▶ Work to do: Keep every line where the word "everything" appears; drop the rest.

▶ Data extract:

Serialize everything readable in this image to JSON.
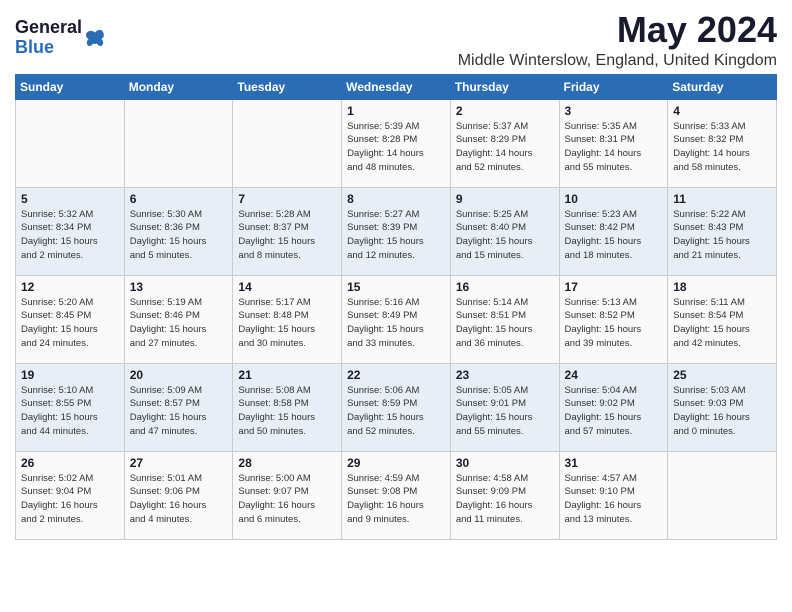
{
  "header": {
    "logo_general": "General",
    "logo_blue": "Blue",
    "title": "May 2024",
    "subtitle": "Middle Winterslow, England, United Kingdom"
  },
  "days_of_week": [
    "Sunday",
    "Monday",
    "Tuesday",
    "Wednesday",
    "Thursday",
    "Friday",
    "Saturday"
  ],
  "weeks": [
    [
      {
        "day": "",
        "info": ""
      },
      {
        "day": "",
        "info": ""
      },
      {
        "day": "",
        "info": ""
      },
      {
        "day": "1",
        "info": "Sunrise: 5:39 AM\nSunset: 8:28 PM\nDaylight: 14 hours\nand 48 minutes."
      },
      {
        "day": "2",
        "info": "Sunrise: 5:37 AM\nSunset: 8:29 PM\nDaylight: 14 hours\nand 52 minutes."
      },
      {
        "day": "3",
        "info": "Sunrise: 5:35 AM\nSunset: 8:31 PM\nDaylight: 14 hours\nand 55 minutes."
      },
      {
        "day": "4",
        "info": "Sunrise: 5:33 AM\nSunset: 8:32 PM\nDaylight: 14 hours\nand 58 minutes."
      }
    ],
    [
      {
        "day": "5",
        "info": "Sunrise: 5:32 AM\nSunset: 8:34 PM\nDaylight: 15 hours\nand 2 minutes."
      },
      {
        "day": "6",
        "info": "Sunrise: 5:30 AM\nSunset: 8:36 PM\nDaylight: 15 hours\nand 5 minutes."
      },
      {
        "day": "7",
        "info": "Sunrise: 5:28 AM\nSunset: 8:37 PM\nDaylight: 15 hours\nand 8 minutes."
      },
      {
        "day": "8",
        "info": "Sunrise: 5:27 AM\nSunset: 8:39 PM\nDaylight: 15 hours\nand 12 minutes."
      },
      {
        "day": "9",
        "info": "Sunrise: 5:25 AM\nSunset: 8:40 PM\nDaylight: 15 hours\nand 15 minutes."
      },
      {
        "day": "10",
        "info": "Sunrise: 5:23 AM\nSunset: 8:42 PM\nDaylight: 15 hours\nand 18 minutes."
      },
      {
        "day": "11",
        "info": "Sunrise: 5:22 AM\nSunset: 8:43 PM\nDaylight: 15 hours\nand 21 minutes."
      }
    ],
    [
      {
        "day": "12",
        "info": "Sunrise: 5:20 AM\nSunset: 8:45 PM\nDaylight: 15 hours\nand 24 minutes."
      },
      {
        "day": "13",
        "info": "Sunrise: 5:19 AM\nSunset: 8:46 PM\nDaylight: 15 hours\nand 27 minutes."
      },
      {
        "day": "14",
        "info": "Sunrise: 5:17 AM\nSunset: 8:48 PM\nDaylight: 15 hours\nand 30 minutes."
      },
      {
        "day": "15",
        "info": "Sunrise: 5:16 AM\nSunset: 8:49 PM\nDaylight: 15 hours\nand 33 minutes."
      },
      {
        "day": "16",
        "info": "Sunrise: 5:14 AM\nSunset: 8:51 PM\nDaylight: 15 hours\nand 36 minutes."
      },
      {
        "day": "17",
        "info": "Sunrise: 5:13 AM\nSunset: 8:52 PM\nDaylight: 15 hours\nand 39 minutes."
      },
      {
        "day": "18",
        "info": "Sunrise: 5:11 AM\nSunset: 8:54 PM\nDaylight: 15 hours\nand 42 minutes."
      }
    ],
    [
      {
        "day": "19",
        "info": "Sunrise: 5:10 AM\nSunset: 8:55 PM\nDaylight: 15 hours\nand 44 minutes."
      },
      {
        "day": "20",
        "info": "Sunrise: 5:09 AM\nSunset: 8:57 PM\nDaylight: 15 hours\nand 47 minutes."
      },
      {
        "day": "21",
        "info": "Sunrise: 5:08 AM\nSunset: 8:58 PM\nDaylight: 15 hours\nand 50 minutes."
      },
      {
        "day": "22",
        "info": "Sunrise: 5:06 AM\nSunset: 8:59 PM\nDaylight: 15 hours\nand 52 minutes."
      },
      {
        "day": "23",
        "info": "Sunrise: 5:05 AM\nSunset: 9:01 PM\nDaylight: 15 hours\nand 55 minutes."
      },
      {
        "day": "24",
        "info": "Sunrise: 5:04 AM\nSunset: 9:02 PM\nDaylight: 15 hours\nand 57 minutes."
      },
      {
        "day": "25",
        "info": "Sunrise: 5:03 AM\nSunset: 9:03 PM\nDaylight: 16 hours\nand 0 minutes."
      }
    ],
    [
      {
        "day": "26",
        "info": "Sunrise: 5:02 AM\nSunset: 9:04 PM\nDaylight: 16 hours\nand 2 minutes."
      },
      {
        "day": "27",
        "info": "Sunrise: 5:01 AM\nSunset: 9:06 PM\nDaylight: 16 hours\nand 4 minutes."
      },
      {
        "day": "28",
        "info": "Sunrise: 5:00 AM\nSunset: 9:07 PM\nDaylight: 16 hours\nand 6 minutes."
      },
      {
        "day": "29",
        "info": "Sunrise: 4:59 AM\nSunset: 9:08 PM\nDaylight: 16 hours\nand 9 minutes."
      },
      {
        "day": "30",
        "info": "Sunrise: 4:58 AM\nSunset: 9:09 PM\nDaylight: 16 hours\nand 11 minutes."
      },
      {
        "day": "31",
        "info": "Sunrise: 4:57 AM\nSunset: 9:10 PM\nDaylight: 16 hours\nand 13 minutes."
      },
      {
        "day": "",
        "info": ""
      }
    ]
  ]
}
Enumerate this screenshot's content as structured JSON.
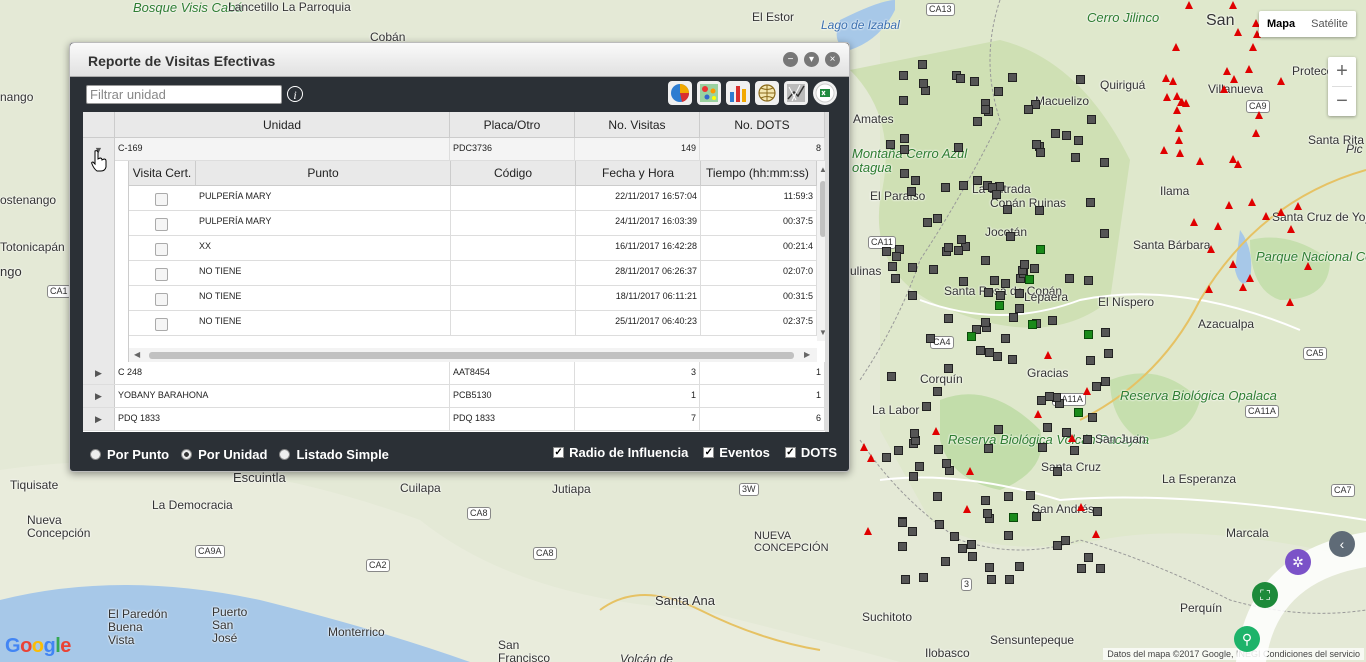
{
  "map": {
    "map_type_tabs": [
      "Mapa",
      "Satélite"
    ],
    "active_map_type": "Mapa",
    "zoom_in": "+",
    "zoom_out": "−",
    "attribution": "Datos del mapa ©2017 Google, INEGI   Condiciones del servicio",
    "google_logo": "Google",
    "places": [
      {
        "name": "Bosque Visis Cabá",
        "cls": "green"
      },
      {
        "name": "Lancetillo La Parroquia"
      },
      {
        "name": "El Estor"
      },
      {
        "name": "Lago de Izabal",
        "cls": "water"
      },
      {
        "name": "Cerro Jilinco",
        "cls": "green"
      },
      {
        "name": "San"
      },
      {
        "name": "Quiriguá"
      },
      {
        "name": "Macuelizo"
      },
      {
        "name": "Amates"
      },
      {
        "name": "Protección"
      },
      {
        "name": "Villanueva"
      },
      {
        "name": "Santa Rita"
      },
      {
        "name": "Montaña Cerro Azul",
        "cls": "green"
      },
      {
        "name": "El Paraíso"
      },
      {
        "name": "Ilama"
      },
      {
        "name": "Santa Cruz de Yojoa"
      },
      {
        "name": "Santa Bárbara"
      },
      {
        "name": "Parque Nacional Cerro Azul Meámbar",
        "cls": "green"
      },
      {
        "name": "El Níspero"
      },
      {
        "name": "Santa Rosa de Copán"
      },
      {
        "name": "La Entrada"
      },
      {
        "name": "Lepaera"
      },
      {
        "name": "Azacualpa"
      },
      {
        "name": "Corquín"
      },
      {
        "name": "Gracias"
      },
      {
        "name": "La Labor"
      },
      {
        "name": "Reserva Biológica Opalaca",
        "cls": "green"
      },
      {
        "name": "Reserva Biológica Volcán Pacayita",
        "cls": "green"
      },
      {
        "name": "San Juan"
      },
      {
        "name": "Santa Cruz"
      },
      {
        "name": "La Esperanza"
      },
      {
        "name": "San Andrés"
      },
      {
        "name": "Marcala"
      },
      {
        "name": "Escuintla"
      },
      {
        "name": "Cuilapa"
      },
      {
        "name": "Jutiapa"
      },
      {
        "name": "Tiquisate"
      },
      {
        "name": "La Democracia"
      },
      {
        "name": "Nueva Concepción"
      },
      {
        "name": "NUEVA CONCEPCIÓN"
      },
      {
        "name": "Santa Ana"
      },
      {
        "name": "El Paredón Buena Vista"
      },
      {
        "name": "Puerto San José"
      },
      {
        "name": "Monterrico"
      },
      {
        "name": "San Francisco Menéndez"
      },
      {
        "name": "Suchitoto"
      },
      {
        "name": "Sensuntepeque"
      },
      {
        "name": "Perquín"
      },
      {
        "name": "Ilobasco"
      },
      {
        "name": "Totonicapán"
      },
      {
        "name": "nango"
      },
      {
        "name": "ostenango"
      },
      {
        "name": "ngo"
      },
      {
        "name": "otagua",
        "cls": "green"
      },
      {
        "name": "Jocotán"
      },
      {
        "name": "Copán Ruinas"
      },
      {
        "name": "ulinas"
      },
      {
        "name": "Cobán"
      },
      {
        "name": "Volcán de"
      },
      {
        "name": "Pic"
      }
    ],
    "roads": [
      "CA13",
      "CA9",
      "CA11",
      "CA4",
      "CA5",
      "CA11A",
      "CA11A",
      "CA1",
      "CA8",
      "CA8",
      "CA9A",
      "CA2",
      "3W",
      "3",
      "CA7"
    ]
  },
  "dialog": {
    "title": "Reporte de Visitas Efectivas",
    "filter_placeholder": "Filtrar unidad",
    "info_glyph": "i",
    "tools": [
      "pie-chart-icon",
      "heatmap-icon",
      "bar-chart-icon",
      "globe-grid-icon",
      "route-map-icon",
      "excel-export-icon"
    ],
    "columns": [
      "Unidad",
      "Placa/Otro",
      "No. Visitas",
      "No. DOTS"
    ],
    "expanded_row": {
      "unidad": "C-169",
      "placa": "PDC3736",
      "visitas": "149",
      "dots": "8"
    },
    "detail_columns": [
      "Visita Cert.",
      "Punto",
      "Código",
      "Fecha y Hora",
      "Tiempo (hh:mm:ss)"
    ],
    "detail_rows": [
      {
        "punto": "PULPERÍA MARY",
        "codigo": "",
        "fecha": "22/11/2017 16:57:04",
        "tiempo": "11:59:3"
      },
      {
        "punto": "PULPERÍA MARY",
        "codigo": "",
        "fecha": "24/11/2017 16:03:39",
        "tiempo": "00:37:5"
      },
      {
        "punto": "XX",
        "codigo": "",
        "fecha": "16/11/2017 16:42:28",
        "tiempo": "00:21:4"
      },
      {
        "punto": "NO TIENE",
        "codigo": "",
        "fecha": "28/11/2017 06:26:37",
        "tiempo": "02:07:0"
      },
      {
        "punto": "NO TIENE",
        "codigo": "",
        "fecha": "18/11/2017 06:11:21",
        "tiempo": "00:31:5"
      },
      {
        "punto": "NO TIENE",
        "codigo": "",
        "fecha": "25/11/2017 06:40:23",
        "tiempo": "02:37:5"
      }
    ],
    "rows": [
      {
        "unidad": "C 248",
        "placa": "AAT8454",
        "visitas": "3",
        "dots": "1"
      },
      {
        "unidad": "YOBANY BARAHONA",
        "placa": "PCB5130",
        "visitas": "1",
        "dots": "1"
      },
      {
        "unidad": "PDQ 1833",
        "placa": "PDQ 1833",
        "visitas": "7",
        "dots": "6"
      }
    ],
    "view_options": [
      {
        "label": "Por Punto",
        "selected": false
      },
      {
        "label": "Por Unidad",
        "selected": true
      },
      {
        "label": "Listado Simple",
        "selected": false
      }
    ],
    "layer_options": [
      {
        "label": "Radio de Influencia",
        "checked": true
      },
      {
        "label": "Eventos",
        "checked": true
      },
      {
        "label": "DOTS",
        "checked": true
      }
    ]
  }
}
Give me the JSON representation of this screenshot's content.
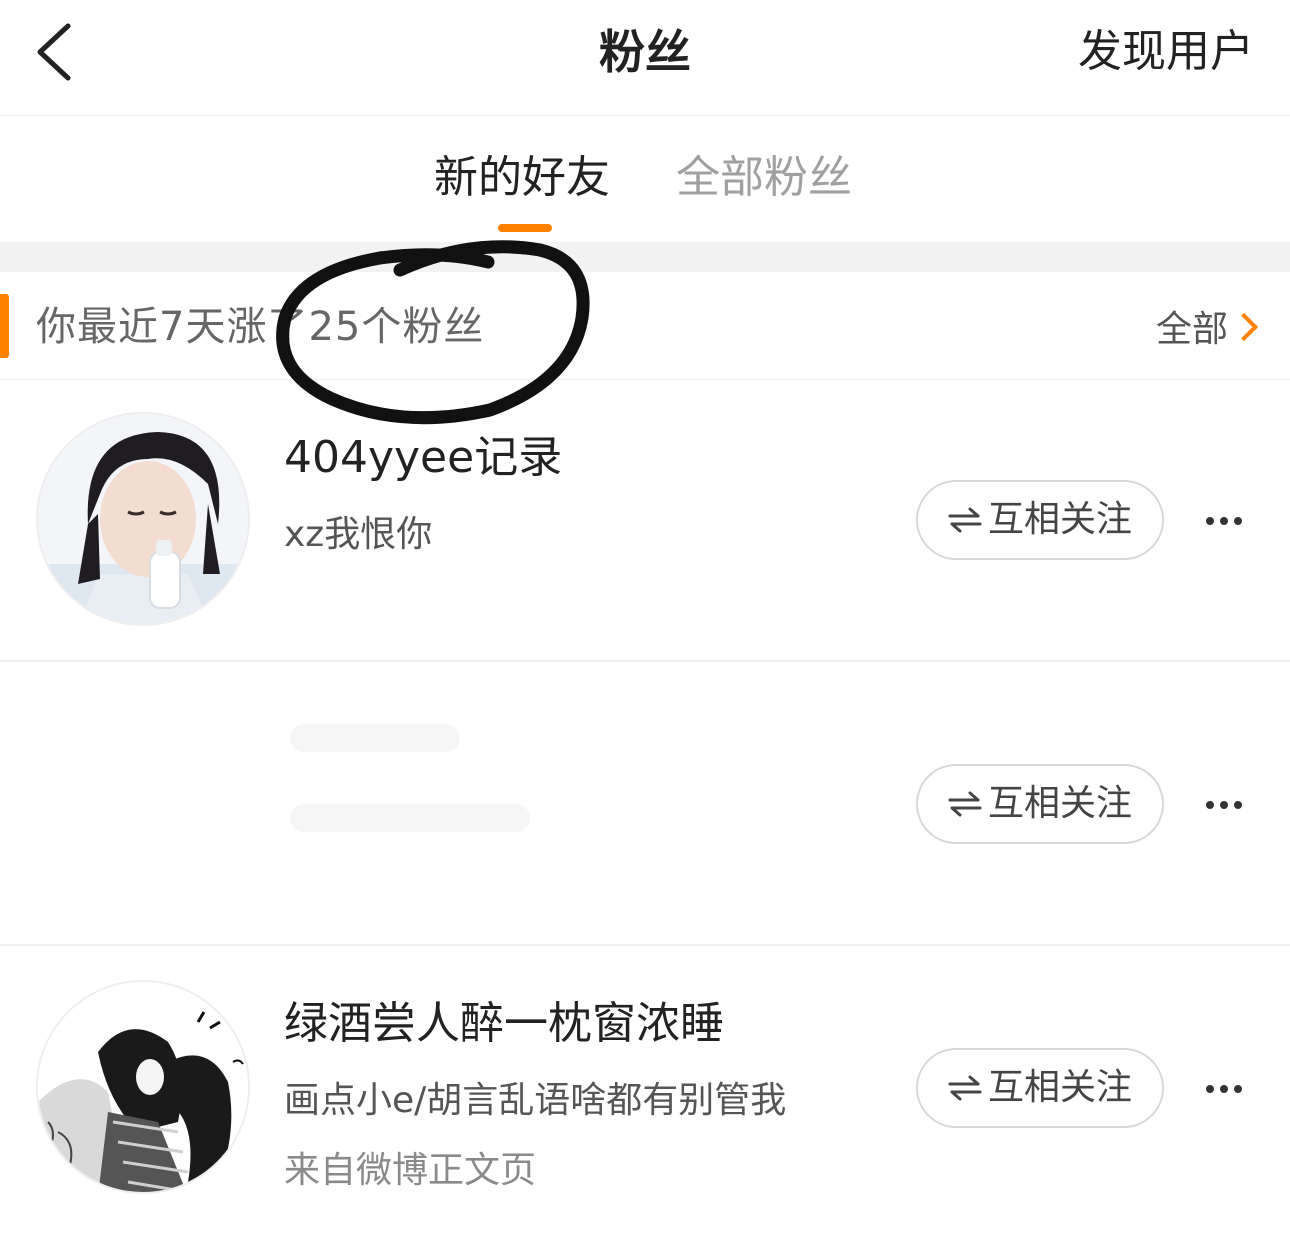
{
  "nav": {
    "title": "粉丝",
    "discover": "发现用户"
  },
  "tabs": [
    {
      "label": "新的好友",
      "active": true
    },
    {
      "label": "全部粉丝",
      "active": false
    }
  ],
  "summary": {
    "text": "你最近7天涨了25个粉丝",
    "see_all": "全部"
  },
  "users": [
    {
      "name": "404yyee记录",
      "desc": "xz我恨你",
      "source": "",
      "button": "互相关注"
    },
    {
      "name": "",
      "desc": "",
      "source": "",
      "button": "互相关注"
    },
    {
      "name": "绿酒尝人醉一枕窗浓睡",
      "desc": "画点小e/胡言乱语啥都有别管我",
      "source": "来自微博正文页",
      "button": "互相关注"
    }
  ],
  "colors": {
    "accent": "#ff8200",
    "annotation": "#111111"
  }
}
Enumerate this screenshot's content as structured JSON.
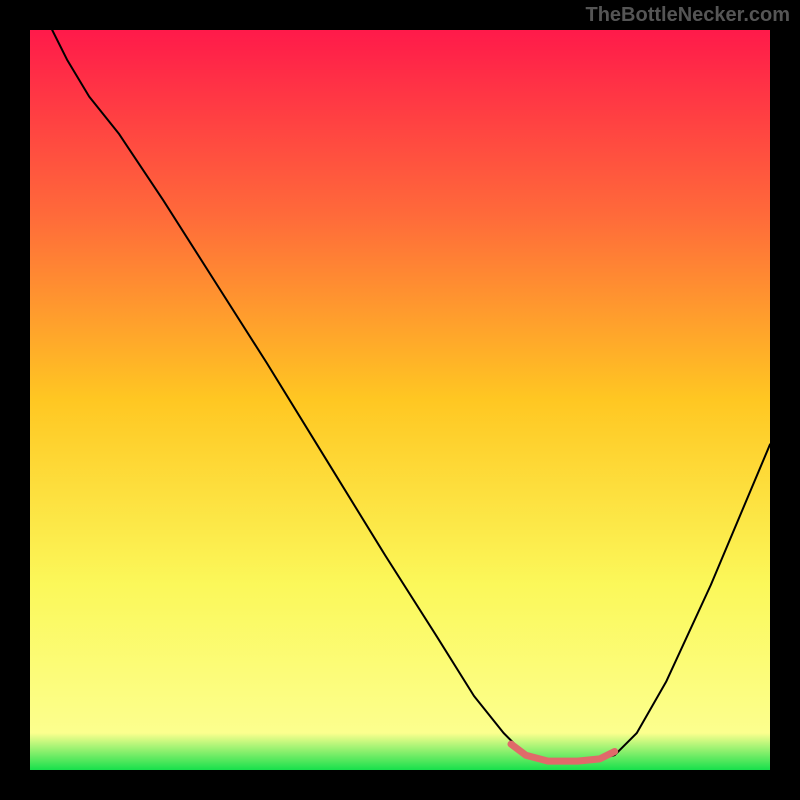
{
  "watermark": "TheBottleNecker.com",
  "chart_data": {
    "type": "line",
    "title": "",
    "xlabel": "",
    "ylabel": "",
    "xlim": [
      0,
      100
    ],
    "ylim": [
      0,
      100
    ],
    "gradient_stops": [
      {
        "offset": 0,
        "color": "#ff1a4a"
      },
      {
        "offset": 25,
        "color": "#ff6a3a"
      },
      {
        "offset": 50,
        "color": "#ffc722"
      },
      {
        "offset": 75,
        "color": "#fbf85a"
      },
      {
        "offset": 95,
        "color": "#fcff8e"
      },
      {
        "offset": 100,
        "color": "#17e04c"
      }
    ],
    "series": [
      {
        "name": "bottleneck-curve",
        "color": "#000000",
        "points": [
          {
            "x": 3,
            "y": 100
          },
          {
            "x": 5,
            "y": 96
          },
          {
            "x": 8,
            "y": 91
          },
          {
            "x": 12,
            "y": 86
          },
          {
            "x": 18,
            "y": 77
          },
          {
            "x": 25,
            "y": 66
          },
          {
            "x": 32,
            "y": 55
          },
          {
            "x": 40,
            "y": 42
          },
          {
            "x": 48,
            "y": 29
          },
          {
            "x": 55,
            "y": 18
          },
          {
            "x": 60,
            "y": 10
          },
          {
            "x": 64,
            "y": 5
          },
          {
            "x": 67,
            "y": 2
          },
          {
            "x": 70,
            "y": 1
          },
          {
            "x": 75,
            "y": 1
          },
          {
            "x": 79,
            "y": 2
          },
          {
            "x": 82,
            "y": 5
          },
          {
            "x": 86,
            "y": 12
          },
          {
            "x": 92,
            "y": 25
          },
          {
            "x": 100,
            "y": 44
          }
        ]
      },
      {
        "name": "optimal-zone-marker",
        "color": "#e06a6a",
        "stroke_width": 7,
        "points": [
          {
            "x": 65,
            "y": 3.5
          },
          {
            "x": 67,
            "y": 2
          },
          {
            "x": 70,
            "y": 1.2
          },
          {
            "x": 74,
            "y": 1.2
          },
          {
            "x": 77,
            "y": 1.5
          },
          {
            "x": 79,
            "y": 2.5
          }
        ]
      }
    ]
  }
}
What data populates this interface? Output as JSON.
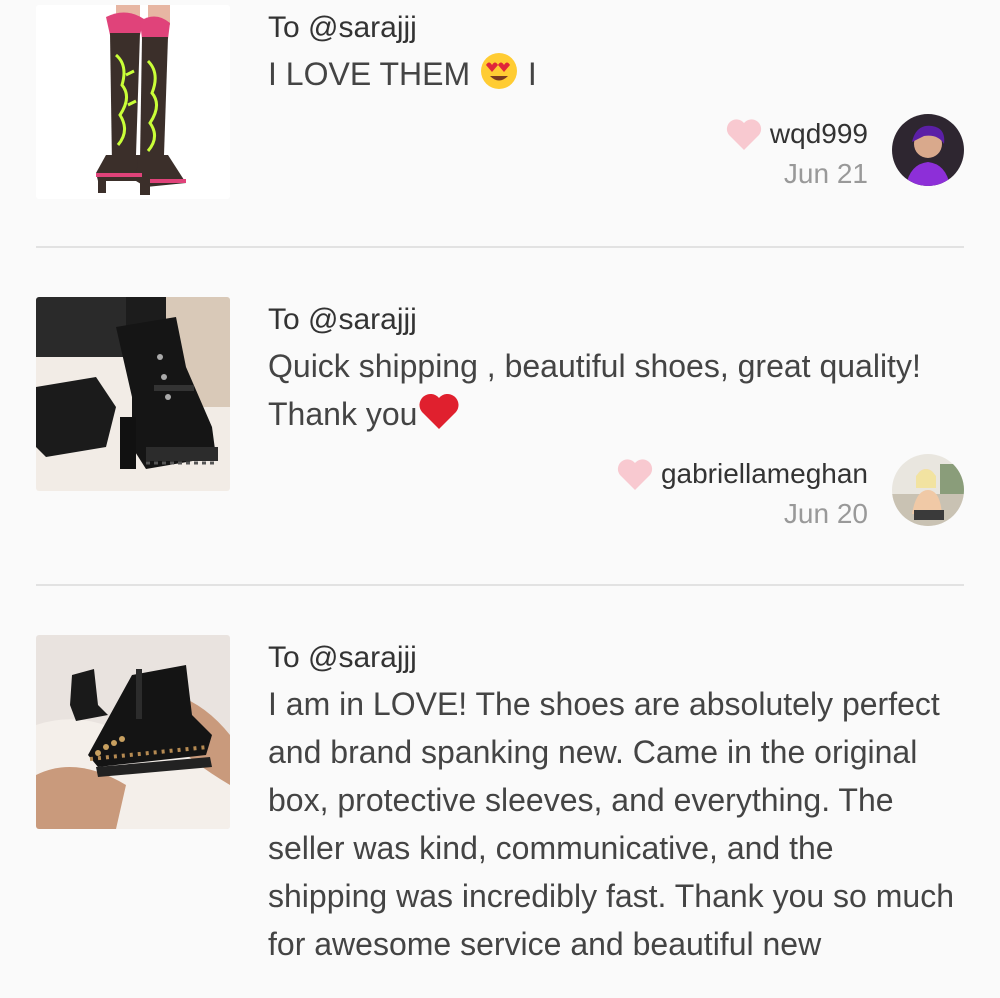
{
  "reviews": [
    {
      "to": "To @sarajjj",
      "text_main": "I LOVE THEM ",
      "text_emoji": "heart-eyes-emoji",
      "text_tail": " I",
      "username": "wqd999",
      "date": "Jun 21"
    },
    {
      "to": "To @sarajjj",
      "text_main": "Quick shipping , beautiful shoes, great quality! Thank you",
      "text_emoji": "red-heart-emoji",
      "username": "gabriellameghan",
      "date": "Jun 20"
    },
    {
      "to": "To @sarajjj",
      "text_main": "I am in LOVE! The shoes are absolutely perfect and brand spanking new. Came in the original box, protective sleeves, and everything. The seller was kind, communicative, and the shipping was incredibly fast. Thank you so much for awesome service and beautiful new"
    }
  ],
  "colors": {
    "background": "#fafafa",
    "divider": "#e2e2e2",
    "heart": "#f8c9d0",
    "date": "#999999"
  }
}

▶ Full solution:
Serialize everything readable in this image to JSON.
      "text_main": "I am in LOVE! The shoes are absolutely perfect and brand spanking new. Came in the original box, protective sleeves, and everything. The seller was kind, communicative, and the shipping was incredibly fast. Thank you so much for awesome service and beautiful new"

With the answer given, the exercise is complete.